Without the pictures, reproduce the records that follow exactly.

--- Start of Records to use ---

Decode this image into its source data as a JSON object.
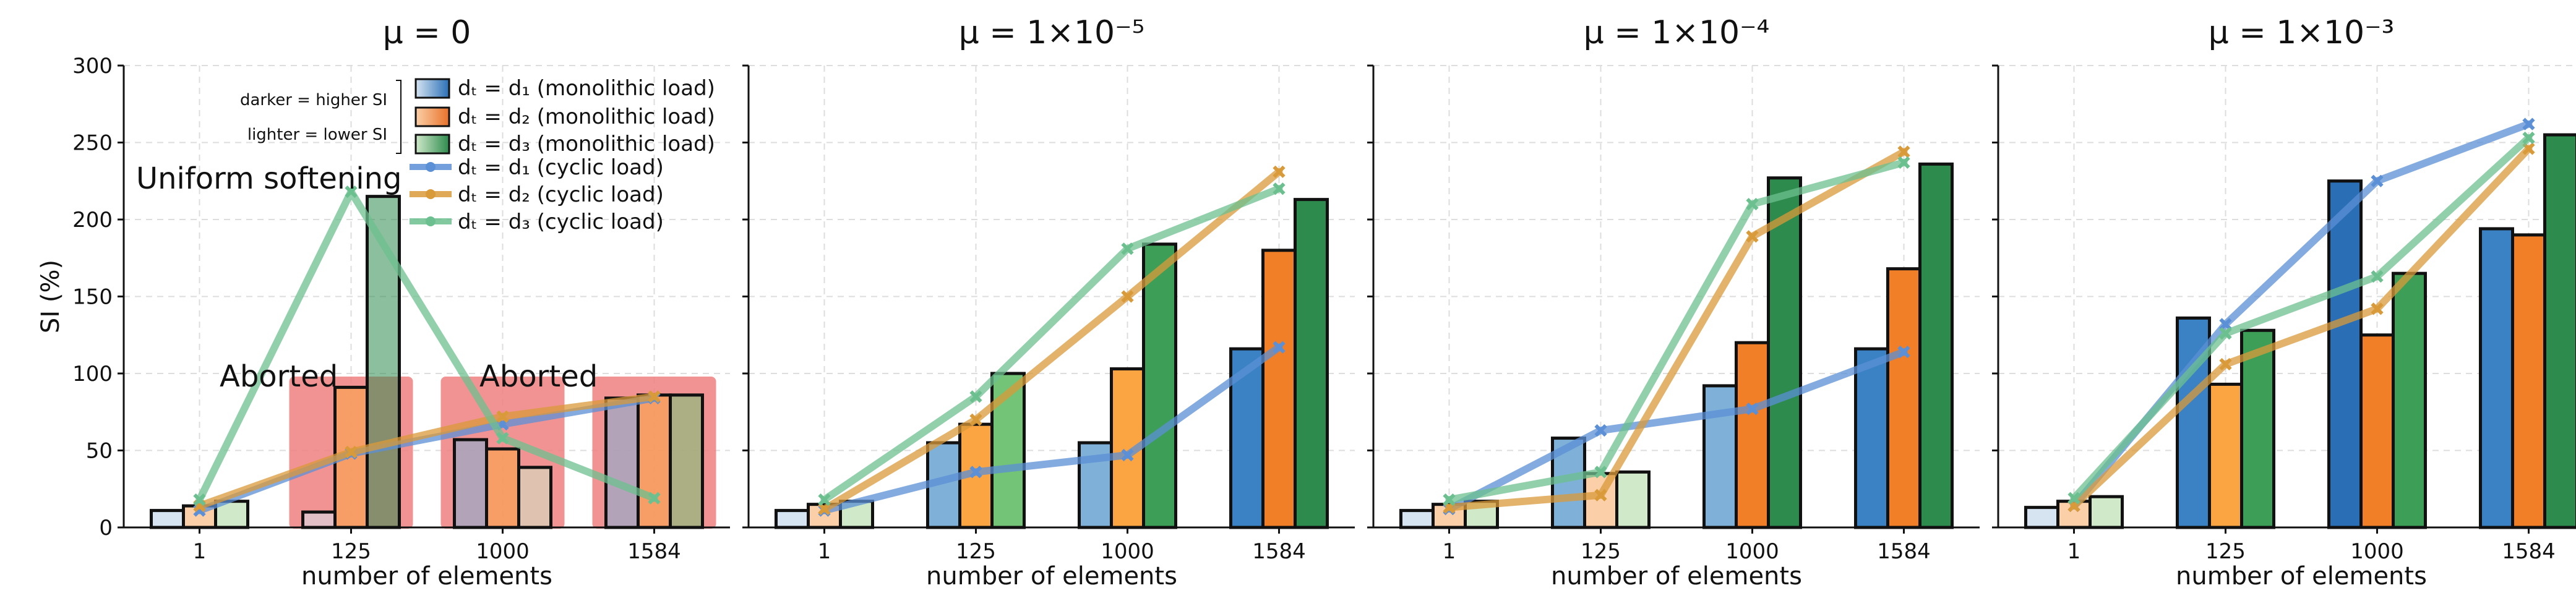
{
  "colors": {
    "blue": [
      "#d6e4f2",
      "#7fb1d8",
      "#3b82c4",
      "#2a6fb5"
    ],
    "orange": [
      "#fbd0a8",
      "#fba542",
      "#f07f28",
      "#e8722a"
    ],
    "green": [
      "#cfe9c9",
      "#73c476",
      "#3d9e57",
      "#2e8b4e"
    ],
    "cyclic_blue": "#5b8fd6",
    "cyclic_orange": "#d99a3a",
    "cyclic_green": "#6cc08f",
    "aborted": "#f08080"
  },
  "legend": {
    "darker": "darker = higher SI",
    "lighter": "lighter = lower SI",
    "entries": [
      "dₜ = d₁ (monolithic load)",
      "dₜ = d₂ (monolithic load)",
      "dₜ = d₃ (monolithic load)",
      "dₜ = d₁ (cyclic load)",
      "dₜ = d₂ (cyclic load)",
      "dₜ = d₃ (cyclic load)"
    ]
  },
  "annotations": {
    "uniform": "Uniform softening",
    "aborted": "Aborted"
  },
  "chart_data": [
    {
      "type": "bar",
      "title": "μ = 0",
      "xlabel": "number of elements",
      "ylabel": "SI (%)",
      "ylim": [
        0,
        300
      ],
      "yticks": [
        "0",
        "50",
        "100",
        "150",
        "200",
        "250",
        "300"
      ],
      "categories": [
        "1",
        "125",
        "1000",
        "1584"
      ],
      "series": [
        {
          "name": "dₜ = d₁ (monolithic load)",
          "values": [
            11,
            10,
            57,
            84
          ]
        },
        {
          "name": "dₜ = d₂ (monolithic load)",
          "values": [
            14,
            91,
            51,
            86
          ]
        },
        {
          "name": "dₜ = d₃ (monolithic load)",
          "values": [
            17,
            215,
            39,
            86
          ]
        }
      ],
      "lines": [
        {
          "name": "dₜ = d₁ (cyclic load)",
          "values": [
            11,
            48,
            67,
            84
          ]
        },
        {
          "name": "dₜ = d₂ (cyclic load)",
          "values": [
            14,
            49,
            72,
            85
          ]
        },
        {
          "name": "dₜ = d₃ (cyclic load)",
          "values": [
            18,
            218,
            58,
            19
          ]
        }
      ],
      "aborted_categories": [
        "125",
        "1000",
        "1584"
      ]
    },
    {
      "type": "bar",
      "title": "μ = 1×10⁻⁵",
      "xlabel": "number of elements",
      "ylim": [
        0,
        300
      ],
      "categories": [
        "1",
        "125",
        "1000",
        "1584"
      ],
      "series": [
        {
          "name": "dₜ = d₁ (monolithic load)",
          "values": [
            11,
            55,
            55,
            116
          ]
        },
        {
          "name": "dₜ = d₂ (monolithic load)",
          "values": [
            15,
            67,
            103,
            180
          ]
        },
        {
          "name": "dₜ = d₃ (monolithic load)",
          "values": [
            17,
            100,
            184,
            213
          ]
        }
      ],
      "lines": [
        {
          "name": "dₜ = d₁ (cyclic load)",
          "values": [
            11,
            36,
            47,
            117
          ]
        },
        {
          "name": "dₜ = d₂ (cyclic load)",
          "values": [
            12,
            70,
            150,
            231
          ]
        },
        {
          "name": "dₜ = d₃ (cyclic load)",
          "values": [
            18,
            85,
            181,
            220
          ]
        }
      ]
    },
    {
      "type": "bar",
      "title": "μ = 1×10⁻⁴",
      "xlabel": "number of elements",
      "ylim": [
        0,
        300
      ],
      "categories": [
        "1",
        "125",
        "1000",
        "1584"
      ],
      "series": [
        {
          "name": "dₜ = d₁ (monolithic load)",
          "values": [
            11,
            58,
            92,
            116
          ]
        },
        {
          "name": "dₜ = d₂ (monolithic load)",
          "values": [
            15,
            35,
            120,
            168
          ]
        },
        {
          "name": "dₜ = d₃ (monolithic load)",
          "values": [
            17,
            36,
            227,
            236
          ]
        }
      ],
      "lines": [
        {
          "name": "dₜ = d₁ (cyclic load)",
          "values": [
            12,
            63,
            77,
            114
          ]
        },
        {
          "name": "dₜ = d₂ (cyclic load)",
          "values": [
            13,
            21,
            189,
            244
          ]
        },
        {
          "name": "dₜ = d₃ (cyclic load)",
          "values": [
            18,
            36,
            210,
            237
          ]
        }
      ]
    },
    {
      "type": "bar",
      "title": "μ = 1×10⁻³",
      "xlabel": "number of elements",
      "ylim": [
        0,
        300
      ],
      "categories": [
        "1",
        "125",
        "1000",
        "1584"
      ],
      "series": [
        {
          "name": "dₜ = d₁ (monolithic load)",
          "values": [
            13,
            136,
            225,
            194
          ]
        },
        {
          "name": "dₜ = d₂ (monolithic load)",
          "values": [
            17,
            93,
            125,
            190
          ]
        },
        {
          "name": "dₜ = d₃ (monolithic load)",
          "values": [
            20,
            128,
            165,
            255
          ]
        }
      ],
      "lines": [
        {
          "name": "dₜ = d₁ (cyclic load)",
          "values": [
            14,
            132,
            225,
            262
          ]
        },
        {
          "name": "dₜ = d₂ (cyclic load)",
          "values": [
            14,
            106,
            142,
            246
          ]
        },
        {
          "name": "dₜ = d₃ (cyclic load)",
          "values": [
            19,
            126,
            163,
            253
          ]
        }
      ]
    }
  ]
}
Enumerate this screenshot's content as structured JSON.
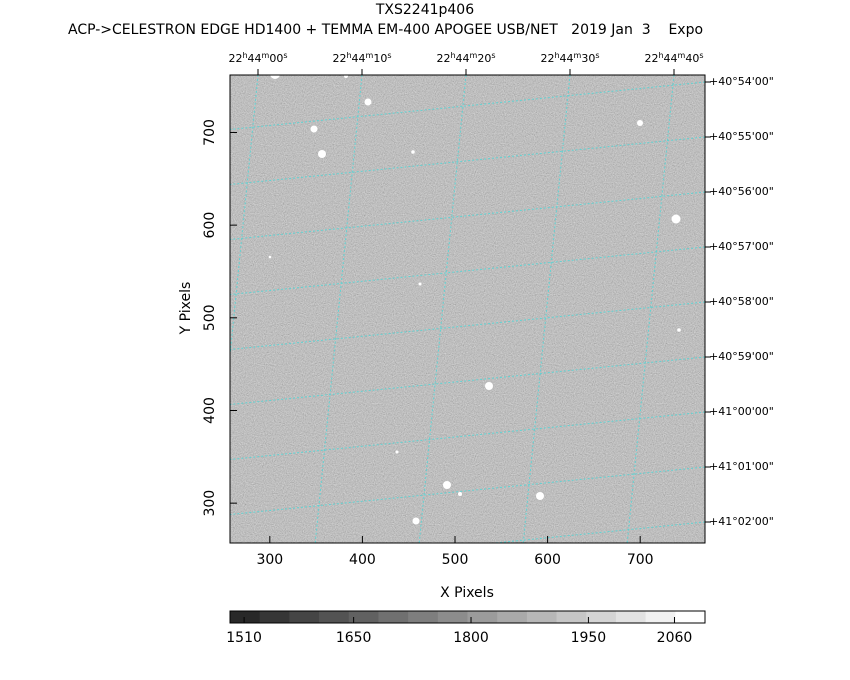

--- End of Records to use ---

**Answer to this task**
Decode this image into its source data as a JSON object.
{
  "colors": {
    "blue": [
      "#d6e4f2",
      "#7fb1d8",
      "#3b82c4",
      "#2a6fb5"
    ],
    "orange": [
      "#fbd0a8",
      "#fba542",
      "#f07f28",
      "#e8722a"
    ],
    "green": [
      "#cfe9c9",
      "#73c476",
      "#3d9e57",
      "#2e8b4e"
    ],
    "cyclic_blue": "#5b8fd6",
    "cyclic_orange": "#d99a3a",
    "cyclic_green": "#6cc08f",
    "aborted": "#f08080"
  },
  "legend": {
    "darker": "darker = higher SI",
    "lighter": "lighter = lower SI",
    "entries": [
      "dₜ = d₁ (monolithic load)",
      "dₜ = d₂ (monolithic load)",
      "dₜ = d₃ (monolithic load)",
      "dₜ = d₁ (cyclic load)",
      "dₜ = d₂ (cyclic load)",
      "dₜ = d₃ (cyclic load)"
    ]
  },
  "annotations": {
    "uniform": "Uniform softening",
    "aborted": "Aborted"
  },
  "chart_data": [
    {
      "type": "bar",
      "title": "μ = 0",
      "xlabel": "number of elements",
      "ylabel": "SI (%)",
      "ylim": [
        0,
        300
      ],
      "yticks": [
        "0",
        "50",
        "100",
        "150",
        "200",
        "250",
        "300"
      ],
      "categories": [
        "1",
        "125",
        "1000",
        "1584"
      ],
      "series": [
        {
          "name": "dₜ = d₁ (monolithic load)",
          "values": [
            11,
            10,
            57,
            84
          ]
        },
        {
          "name": "dₜ = d₂ (monolithic load)",
          "values": [
            14,
            91,
            51,
            86
          ]
        },
        {
          "name": "dₜ = d₃ (monolithic load)",
          "values": [
            17,
            215,
            39,
            86
          ]
        }
      ],
      "lines": [
        {
          "name": "dₜ = d₁ (cyclic load)",
          "values": [
            11,
            48,
            67,
            84
          ]
        },
        {
          "name": "dₜ = d₂ (cyclic load)",
          "values": [
            14,
            49,
            72,
            85
          ]
        },
        {
          "name": "dₜ = d₃ (cyclic load)",
          "values": [
            18,
            218,
            58,
            19
          ]
        }
      ],
      "aborted_categories": [
        "125",
        "1000",
        "1584"
      ]
    },
    {
      "type": "bar",
      "title": "μ = 1×10⁻⁵",
      "xlabel": "number of elements",
      "ylim": [
        0,
        300
      ],
      "categories": [
        "1",
        "125",
        "1000",
        "1584"
      ],
      "series": [
        {
          "name": "dₜ = d₁ (monolithic load)",
          "values": [
            11,
            55,
            55,
            116
          ]
        },
        {
          "name": "dₜ = d₂ (monolithic load)",
          "values": [
            15,
            67,
            103,
            180
          ]
        },
        {
          "name": "dₜ = d₃ (monolithic load)",
          "values": [
            17,
            100,
            184,
            213
          ]
        }
      ],
      "lines": [
        {
          "name": "dₜ = d₁ (cyclic load)",
          "values": [
            11,
            36,
            47,
            117
          ]
        },
        {
          "name": "dₜ = d₂ (cyclic load)",
          "values": [
            12,
            70,
            150,
            231
          ]
        },
        {
          "name": "dₜ = d₃ (cyclic load)",
          "values": [
            18,
            85,
            181,
            220
          ]
        }
      ]
    },
    {
      "type": "bar",
      "title": "μ = 1×10⁻⁴",
      "xlabel": "number of elements",
      "ylim": [
        0,
        300
      ],
      "categories": [
        "1",
        "125",
        "1000",
        "1584"
      ],
      "series": [
        {
          "name": "dₜ = d₁ (monolithic load)",
          "values": [
            11,
            58,
            92,
            116
          ]
        },
        {
          "name": "dₜ = d₂ (monolithic load)",
          "values": [
            15,
            35,
            120,
            168
          ]
        },
        {
          "name": "dₜ = d₃ (monolithic load)",
          "values": [
            17,
            36,
            227,
            236
          ]
        }
      ],
      "lines": [
        {
          "name": "dₜ = d₁ (cyclic load)",
          "values": [
            12,
            63,
            77,
            114
          ]
        },
        {
          "name": "dₜ = d₂ (cyclic load)",
          "values": [
            13,
            21,
            189,
            244
          ]
        },
        {
          "name": "dₜ = d₃ (cyclic load)",
          "values": [
            18,
            36,
            210,
            237
          ]
        }
      ]
    },
    {
      "type": "bar",
      "title": "μ = 1×10⁻³",
      "xlabel": "number of elements",
      "ylim": [
        0,
        300
      ],
      "categories": [
        "1",
        "125",
        "1000",
        "1584"
      ],
      "series": [
        {
          "name": "dₜ = d₁ (monolithic load)",
          "values": [
            13,
            136,
            225,
            194
          ]
        },
        {
          "name": "dₜ = d₂ (monolithic load)",
          "values": [
            17,
            93,
            125,
            190
          ]
        },
        {
          "name": "dₜ = d₃ (monolithic load)",
          "values": [
            20,
            128,
            165,
            255
          ]
        }
      ],
      "lines": [
        {
          "name": "dₜ = d₁ (cyclic load)",
          "values": [
            14,
            132,
            225,
            262
          ]
        },
        {
          "name": "dₜ = d₂ (cyclic load)",
          "values": [
            14,
            106,
            142,
            246
          ]
        },
        {
          "name": "dₜ = d₃ (cyclic load)",
          "values": [
            19,
            126,
            163,
            253
          ]
        }
      ]
    }
  ]
}
Enumerate this screenshot's content as structured JSON.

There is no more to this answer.